## YOUR TASK
In the data, extract each line that holds the string "icon".

## INPUT ROWS
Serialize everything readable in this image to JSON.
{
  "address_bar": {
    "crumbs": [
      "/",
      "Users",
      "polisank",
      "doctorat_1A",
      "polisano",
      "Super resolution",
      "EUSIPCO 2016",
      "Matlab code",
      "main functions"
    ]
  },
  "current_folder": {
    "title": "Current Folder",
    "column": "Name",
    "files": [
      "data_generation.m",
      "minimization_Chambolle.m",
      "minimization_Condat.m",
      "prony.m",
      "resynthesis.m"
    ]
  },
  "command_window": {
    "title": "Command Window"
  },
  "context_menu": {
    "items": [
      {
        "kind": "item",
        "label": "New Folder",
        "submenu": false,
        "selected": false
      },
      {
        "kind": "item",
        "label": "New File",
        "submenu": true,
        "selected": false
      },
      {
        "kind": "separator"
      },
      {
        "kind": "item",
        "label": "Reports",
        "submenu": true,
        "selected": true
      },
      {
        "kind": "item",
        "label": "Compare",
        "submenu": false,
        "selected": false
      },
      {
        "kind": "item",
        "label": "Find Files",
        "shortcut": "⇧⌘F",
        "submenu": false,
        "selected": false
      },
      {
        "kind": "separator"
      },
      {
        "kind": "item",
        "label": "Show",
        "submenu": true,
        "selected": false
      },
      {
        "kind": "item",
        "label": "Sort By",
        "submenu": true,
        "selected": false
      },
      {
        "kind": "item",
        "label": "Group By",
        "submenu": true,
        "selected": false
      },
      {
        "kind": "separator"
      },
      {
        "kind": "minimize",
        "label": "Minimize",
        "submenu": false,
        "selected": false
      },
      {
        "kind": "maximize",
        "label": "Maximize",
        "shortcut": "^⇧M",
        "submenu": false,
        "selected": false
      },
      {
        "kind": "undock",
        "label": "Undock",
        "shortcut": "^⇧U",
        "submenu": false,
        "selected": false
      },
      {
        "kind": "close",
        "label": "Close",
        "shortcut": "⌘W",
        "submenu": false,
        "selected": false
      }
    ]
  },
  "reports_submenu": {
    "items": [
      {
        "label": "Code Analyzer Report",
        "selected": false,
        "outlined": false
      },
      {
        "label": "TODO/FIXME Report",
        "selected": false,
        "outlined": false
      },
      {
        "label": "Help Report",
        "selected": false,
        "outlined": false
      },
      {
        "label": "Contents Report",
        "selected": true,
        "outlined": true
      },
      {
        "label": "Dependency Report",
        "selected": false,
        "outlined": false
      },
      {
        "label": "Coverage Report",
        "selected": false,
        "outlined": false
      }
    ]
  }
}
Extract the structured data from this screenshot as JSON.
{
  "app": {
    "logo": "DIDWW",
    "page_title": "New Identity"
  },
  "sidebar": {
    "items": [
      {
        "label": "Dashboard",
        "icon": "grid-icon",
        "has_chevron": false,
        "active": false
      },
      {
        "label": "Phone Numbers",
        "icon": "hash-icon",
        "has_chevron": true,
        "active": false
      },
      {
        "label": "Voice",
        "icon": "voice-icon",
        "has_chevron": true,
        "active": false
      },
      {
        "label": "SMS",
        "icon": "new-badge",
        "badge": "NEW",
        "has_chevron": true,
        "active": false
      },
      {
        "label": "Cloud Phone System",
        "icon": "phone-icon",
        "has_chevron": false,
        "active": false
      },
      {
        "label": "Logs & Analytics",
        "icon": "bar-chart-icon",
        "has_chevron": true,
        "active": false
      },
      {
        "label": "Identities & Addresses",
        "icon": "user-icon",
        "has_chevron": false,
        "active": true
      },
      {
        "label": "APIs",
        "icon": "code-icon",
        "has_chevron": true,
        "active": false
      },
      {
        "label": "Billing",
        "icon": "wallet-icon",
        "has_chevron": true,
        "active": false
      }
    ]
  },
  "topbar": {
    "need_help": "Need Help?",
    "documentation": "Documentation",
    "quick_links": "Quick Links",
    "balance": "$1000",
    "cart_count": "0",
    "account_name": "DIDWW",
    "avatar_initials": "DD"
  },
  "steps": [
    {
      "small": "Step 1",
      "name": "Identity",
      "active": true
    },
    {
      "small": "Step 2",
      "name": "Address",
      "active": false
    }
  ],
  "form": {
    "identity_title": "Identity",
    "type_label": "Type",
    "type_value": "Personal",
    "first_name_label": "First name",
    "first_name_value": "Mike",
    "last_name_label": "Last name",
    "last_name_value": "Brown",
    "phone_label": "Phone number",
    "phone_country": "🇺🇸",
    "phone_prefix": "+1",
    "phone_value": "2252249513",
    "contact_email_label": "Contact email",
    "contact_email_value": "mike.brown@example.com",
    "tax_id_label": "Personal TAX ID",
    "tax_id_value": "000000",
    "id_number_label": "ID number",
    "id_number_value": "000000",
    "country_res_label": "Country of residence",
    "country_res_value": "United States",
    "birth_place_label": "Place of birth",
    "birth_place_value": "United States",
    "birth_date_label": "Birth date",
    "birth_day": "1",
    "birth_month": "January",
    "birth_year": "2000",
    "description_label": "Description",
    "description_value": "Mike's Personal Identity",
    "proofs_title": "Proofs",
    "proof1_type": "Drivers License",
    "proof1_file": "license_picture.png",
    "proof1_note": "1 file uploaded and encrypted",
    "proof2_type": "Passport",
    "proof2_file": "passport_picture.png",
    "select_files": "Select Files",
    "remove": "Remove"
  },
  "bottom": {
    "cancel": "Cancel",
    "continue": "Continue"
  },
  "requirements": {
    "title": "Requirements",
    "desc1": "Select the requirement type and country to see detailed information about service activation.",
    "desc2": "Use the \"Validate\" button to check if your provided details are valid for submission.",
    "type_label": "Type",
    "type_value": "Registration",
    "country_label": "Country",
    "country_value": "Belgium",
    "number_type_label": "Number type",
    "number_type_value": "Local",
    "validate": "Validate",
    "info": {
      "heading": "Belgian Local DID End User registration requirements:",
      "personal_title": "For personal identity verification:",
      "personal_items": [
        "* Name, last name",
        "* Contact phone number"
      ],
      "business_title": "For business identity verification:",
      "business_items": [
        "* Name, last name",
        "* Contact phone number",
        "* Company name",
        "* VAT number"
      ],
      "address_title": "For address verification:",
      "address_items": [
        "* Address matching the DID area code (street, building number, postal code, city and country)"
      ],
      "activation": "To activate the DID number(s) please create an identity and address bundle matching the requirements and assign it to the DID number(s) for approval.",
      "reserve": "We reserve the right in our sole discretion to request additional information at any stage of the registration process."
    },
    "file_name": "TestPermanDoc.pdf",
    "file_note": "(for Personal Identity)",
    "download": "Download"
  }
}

## RIGHT ANSWER
        "icon": "grid-icon",
        "icon": "hash-icon",
        "icon": "voice-icon",
        "icon": "new-badge",
        "icon": "phone-icon",
        "icon": "bar-chart-icon",
        "icon": "user-icon",
        "icon": "code-icon",
        "icon": "wallet-icon",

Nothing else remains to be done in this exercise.